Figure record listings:
──────────
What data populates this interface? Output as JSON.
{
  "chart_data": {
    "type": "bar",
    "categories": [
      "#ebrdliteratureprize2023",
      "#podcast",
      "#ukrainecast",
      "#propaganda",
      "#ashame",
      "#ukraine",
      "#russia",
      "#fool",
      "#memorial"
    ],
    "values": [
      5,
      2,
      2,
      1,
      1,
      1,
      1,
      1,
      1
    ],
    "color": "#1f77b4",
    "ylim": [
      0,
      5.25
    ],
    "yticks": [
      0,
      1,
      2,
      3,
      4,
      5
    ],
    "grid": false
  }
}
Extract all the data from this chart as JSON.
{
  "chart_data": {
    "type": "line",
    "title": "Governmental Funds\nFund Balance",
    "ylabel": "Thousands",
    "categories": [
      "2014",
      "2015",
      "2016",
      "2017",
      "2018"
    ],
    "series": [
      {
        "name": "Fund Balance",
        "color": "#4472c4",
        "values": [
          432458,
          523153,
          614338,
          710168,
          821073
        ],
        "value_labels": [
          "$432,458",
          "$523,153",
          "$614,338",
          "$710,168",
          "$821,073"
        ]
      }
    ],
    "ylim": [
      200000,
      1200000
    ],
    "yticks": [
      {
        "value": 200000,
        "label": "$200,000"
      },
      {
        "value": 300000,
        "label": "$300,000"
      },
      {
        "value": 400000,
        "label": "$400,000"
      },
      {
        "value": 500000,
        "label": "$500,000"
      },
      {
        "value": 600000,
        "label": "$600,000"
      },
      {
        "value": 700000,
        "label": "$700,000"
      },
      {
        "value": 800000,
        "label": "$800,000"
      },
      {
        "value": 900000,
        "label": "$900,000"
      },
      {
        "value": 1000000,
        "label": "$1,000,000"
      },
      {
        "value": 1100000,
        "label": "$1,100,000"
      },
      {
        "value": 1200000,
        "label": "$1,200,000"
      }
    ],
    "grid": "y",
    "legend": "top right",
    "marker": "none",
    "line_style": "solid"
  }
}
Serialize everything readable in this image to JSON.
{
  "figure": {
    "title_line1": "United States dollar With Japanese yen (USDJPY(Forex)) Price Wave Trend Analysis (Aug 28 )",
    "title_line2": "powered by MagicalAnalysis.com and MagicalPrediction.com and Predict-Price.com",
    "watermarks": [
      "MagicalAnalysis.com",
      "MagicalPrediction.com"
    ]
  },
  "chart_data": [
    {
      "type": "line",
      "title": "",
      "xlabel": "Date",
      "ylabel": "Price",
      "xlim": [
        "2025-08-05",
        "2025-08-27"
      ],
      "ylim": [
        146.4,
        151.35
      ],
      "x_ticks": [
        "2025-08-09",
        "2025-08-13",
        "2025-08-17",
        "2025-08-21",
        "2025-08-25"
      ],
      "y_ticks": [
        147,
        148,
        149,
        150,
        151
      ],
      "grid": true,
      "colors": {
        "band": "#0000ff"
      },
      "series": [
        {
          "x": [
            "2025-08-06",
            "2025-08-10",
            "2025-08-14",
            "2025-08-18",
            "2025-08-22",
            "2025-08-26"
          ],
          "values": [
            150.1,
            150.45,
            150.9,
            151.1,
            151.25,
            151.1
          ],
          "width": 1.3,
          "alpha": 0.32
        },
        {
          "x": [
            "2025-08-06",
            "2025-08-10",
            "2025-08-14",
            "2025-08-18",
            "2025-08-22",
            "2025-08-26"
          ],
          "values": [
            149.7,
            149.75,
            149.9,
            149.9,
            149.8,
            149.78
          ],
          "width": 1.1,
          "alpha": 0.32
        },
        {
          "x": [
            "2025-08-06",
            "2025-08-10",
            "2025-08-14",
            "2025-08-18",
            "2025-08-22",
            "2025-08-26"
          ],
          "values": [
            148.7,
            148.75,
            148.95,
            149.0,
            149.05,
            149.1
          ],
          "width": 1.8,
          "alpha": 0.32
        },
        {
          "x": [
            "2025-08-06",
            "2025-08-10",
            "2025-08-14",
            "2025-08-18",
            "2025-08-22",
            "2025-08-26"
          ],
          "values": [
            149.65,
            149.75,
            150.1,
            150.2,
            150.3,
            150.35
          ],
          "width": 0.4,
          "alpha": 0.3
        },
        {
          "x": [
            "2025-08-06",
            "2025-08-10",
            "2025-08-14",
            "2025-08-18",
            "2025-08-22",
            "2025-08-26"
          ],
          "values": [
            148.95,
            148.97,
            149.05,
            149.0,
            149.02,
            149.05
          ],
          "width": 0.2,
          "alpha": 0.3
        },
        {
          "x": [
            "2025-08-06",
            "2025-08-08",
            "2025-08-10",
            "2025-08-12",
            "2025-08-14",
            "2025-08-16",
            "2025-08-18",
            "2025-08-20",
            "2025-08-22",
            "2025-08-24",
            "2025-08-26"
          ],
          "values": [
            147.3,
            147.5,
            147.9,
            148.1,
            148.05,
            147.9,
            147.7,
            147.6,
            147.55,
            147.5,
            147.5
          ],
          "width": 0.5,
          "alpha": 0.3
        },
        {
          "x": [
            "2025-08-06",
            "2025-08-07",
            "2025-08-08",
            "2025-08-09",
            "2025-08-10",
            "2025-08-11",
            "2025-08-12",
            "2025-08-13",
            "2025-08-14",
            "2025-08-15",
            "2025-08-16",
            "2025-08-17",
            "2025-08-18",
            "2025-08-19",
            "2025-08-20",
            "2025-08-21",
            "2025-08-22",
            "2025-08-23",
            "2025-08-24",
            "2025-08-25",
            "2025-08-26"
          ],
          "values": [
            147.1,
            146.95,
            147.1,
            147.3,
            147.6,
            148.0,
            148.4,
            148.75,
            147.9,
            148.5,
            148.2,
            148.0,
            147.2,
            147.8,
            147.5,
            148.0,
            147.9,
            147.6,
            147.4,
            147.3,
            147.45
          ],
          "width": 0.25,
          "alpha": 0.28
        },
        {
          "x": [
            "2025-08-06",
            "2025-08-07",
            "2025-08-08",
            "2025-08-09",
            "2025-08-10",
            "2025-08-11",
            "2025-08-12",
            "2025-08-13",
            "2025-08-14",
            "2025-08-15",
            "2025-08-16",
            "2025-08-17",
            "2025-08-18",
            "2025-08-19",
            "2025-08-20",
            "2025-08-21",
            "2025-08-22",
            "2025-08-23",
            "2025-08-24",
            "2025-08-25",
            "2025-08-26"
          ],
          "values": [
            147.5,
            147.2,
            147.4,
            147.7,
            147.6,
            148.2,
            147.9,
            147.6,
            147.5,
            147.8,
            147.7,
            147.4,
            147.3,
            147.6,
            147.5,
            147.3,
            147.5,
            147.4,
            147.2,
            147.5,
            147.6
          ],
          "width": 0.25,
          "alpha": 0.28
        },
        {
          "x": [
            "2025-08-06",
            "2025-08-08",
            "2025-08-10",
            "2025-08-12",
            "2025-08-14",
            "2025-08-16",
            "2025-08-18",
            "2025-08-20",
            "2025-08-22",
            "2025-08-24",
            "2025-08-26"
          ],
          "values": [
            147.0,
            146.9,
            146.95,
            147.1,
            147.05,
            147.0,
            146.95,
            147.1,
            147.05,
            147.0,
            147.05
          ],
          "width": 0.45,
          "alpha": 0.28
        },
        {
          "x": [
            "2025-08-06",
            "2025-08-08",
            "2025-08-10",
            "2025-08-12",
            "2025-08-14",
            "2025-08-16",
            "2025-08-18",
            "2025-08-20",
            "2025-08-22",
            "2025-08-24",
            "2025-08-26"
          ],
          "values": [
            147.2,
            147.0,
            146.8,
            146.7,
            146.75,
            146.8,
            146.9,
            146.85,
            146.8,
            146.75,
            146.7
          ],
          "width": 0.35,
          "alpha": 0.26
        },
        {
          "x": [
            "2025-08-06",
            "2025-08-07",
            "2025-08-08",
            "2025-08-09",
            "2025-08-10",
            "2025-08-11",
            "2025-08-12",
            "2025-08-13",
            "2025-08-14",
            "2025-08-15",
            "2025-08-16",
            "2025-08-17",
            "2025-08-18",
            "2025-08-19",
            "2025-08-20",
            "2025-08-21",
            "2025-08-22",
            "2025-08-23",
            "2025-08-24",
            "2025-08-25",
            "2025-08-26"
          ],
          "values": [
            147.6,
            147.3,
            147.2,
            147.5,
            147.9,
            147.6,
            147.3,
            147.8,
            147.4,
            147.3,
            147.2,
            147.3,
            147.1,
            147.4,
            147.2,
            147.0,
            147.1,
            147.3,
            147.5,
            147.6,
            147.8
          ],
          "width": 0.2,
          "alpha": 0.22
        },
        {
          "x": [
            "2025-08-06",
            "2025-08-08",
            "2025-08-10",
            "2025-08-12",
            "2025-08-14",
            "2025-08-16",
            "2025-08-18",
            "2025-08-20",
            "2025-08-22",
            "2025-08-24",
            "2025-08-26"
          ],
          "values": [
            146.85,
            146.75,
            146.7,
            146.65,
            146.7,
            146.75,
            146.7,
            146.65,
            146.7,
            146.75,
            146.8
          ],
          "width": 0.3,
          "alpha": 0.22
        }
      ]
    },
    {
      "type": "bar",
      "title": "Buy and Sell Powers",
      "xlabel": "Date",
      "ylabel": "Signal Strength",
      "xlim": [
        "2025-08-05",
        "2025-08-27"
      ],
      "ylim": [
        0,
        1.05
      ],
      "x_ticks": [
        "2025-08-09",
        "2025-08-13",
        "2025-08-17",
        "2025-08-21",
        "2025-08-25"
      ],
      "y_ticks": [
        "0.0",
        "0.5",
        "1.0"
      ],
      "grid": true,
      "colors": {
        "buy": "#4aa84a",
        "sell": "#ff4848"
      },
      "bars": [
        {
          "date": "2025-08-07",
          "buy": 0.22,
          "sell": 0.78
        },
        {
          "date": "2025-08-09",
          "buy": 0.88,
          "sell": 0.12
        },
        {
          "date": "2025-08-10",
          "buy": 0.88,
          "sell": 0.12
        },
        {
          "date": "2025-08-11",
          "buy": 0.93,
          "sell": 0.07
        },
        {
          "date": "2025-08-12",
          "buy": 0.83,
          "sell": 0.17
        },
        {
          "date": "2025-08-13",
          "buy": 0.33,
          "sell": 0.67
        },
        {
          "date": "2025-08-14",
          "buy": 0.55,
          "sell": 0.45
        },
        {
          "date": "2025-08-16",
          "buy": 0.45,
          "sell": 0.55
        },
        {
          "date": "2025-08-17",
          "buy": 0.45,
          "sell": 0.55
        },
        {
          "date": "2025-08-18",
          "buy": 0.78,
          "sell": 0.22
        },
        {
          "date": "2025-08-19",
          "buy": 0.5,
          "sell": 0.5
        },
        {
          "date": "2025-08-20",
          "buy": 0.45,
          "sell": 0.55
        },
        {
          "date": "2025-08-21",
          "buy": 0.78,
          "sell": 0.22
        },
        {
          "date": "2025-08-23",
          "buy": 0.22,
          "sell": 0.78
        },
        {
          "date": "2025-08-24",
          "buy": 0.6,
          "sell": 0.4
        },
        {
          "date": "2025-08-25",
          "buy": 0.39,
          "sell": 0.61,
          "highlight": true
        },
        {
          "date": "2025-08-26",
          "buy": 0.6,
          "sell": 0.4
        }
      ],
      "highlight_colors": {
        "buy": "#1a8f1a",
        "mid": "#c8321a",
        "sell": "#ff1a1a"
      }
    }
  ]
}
──────────
For each line of the listing that holds the word "JSON", show that line.

### [Exercise result]
What data populates this interface? Output as JSON.
Extract all the data from this chart as JSON.
Serialize everything readable in this image to JSON.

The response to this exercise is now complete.